> DIRECTION:
Copy every line from the records below that holds the word "contrato".

> DATA LISTING:
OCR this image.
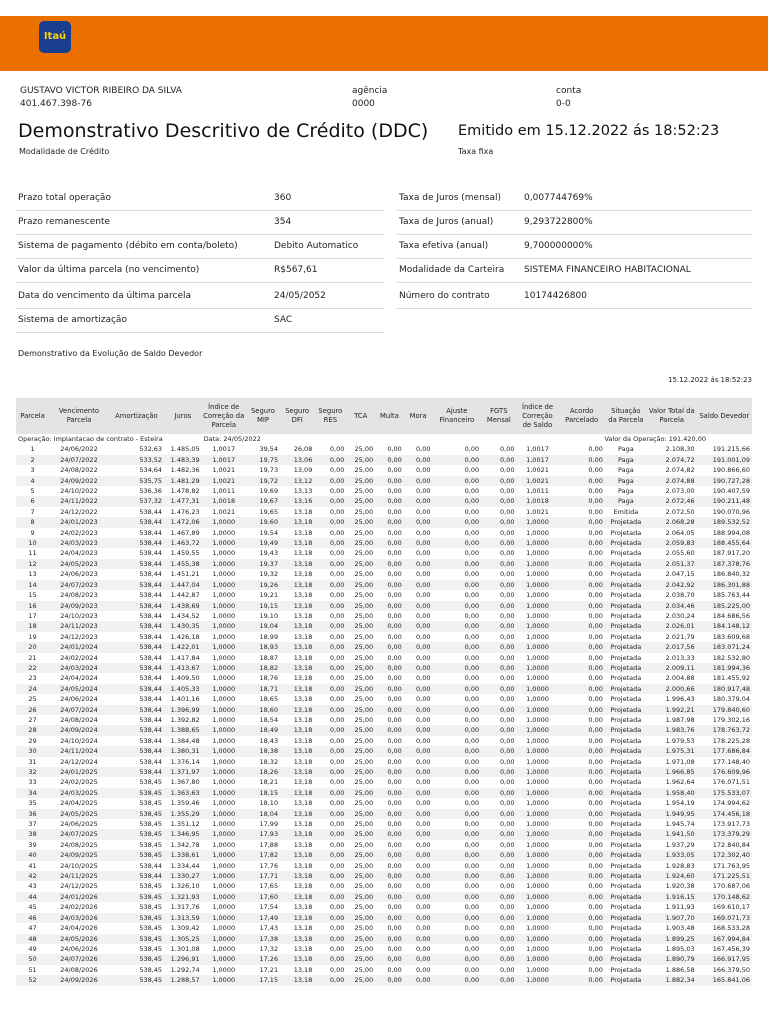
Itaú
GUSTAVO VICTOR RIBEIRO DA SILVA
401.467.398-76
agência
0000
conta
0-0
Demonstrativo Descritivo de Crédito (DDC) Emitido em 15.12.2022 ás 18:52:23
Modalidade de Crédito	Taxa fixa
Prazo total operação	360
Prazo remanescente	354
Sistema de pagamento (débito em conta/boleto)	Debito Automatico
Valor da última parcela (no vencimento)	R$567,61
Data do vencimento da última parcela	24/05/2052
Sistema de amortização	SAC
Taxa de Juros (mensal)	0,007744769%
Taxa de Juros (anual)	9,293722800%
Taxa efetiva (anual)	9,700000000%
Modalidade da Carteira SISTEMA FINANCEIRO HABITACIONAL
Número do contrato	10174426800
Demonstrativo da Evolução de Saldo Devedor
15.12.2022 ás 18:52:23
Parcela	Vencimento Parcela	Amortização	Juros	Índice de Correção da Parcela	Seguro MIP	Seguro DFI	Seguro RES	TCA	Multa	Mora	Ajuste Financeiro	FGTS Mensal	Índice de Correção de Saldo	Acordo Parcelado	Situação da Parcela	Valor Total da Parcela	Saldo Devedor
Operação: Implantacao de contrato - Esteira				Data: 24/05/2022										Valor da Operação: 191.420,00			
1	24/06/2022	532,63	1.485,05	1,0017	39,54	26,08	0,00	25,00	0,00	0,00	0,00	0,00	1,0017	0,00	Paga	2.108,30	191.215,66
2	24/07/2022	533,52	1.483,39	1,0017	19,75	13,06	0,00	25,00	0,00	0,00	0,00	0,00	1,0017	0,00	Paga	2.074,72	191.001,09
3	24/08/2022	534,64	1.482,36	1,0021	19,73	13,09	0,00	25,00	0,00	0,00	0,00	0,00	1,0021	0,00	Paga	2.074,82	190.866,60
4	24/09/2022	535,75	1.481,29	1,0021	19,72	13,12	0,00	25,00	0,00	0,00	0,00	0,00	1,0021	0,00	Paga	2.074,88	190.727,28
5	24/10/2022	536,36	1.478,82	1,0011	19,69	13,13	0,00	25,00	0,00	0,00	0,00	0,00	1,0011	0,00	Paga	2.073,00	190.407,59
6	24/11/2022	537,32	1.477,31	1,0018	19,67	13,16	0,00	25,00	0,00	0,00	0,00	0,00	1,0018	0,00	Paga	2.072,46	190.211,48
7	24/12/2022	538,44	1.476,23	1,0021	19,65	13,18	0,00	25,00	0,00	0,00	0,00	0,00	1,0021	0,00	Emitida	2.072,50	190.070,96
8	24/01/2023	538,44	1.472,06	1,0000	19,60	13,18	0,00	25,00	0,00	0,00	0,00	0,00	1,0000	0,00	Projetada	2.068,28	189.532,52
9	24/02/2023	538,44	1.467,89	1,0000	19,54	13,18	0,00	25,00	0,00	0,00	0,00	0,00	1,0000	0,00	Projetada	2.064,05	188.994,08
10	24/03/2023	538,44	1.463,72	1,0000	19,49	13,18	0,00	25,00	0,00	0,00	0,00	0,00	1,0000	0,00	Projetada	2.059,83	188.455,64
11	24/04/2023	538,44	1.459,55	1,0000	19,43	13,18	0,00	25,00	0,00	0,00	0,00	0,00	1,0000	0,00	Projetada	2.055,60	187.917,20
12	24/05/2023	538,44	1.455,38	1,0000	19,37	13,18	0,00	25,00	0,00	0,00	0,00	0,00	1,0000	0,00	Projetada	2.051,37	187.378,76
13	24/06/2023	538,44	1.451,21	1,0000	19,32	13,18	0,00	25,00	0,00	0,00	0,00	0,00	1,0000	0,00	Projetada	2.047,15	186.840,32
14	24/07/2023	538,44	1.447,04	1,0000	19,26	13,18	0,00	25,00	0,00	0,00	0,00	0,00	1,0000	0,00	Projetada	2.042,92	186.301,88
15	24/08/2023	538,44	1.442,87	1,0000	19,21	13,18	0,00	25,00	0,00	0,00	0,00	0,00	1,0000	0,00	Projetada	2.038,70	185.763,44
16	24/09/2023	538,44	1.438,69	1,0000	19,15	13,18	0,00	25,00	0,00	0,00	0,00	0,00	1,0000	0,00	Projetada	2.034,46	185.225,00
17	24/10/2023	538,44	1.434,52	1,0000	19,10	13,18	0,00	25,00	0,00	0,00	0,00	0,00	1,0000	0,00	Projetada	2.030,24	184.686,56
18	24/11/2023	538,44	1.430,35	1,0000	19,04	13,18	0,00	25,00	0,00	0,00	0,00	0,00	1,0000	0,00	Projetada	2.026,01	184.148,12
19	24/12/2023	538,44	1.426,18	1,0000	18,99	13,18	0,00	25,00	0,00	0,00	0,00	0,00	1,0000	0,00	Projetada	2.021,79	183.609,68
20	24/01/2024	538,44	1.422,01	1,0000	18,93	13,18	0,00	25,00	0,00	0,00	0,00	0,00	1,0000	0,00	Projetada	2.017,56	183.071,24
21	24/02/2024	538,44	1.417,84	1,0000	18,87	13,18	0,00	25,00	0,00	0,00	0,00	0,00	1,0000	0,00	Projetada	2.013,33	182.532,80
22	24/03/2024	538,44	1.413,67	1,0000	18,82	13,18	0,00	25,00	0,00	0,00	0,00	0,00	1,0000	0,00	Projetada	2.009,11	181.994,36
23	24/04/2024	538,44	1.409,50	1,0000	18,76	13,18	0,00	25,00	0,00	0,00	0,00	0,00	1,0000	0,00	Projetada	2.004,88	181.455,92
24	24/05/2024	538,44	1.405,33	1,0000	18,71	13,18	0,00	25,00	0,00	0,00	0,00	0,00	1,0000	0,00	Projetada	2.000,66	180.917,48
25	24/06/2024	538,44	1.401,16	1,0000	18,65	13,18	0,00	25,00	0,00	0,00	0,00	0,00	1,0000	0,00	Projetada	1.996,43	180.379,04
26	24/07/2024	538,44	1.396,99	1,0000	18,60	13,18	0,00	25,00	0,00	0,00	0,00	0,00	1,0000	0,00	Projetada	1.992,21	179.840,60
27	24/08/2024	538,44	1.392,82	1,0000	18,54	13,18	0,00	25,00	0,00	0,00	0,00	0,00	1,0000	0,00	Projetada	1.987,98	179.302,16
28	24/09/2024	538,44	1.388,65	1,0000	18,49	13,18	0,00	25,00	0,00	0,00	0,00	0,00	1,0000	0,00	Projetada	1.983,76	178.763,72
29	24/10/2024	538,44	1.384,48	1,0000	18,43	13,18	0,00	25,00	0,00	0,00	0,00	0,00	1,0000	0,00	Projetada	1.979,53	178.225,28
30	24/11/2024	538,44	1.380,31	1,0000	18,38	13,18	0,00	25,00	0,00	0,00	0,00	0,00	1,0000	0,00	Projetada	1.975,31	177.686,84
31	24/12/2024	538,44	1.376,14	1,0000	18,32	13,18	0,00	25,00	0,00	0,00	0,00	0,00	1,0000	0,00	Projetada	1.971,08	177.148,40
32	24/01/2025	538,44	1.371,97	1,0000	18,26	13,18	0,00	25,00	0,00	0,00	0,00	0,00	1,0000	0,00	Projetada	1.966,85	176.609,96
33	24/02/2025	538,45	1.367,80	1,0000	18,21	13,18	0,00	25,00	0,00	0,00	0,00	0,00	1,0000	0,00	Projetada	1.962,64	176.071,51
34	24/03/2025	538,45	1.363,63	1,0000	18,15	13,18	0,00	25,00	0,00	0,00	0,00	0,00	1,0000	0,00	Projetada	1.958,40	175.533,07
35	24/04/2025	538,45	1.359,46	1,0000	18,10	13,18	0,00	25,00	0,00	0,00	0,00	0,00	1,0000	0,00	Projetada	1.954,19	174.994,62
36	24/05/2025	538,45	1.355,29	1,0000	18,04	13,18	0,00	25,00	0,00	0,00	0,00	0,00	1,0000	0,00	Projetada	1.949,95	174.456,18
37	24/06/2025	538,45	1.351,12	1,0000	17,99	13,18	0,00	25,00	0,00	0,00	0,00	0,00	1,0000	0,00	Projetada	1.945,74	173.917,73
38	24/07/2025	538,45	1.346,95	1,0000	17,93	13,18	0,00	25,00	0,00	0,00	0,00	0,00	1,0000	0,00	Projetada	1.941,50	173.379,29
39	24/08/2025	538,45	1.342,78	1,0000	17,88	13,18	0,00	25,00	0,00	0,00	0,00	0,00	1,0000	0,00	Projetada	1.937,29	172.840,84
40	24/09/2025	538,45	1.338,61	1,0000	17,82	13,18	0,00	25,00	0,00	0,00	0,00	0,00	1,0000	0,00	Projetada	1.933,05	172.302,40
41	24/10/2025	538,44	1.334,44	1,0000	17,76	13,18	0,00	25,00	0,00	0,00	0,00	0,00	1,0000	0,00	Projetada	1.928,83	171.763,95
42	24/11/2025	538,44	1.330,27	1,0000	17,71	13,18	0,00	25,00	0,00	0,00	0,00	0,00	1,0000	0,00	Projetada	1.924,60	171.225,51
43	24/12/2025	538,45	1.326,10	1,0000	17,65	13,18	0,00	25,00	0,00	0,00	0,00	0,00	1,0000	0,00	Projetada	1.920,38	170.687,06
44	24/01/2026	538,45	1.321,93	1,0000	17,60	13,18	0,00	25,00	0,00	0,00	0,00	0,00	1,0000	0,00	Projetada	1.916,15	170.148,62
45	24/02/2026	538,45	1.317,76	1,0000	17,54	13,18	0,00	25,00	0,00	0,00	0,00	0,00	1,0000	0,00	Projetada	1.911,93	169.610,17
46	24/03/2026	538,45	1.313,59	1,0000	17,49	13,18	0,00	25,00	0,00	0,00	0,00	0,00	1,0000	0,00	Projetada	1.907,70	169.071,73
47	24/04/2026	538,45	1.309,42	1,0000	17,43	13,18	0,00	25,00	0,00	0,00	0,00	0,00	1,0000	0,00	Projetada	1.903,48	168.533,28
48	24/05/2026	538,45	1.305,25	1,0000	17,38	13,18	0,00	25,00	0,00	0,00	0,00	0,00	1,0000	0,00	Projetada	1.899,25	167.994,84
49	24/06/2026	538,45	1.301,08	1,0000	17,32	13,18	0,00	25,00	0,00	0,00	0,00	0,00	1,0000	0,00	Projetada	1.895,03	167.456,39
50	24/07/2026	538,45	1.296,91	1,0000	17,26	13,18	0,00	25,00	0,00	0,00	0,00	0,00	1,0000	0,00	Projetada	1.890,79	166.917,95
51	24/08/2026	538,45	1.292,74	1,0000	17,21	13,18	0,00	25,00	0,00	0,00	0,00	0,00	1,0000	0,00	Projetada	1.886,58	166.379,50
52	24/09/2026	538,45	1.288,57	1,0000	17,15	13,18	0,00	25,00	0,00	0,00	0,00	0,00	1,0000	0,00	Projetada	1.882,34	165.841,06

> SOLUTION FOR THIS PROBLEM:
Número do contrato	10174426800
Operação: Implantacao de contrato - Esteira				Data: 24/05/2022										Valor da Operação: 191.420,00			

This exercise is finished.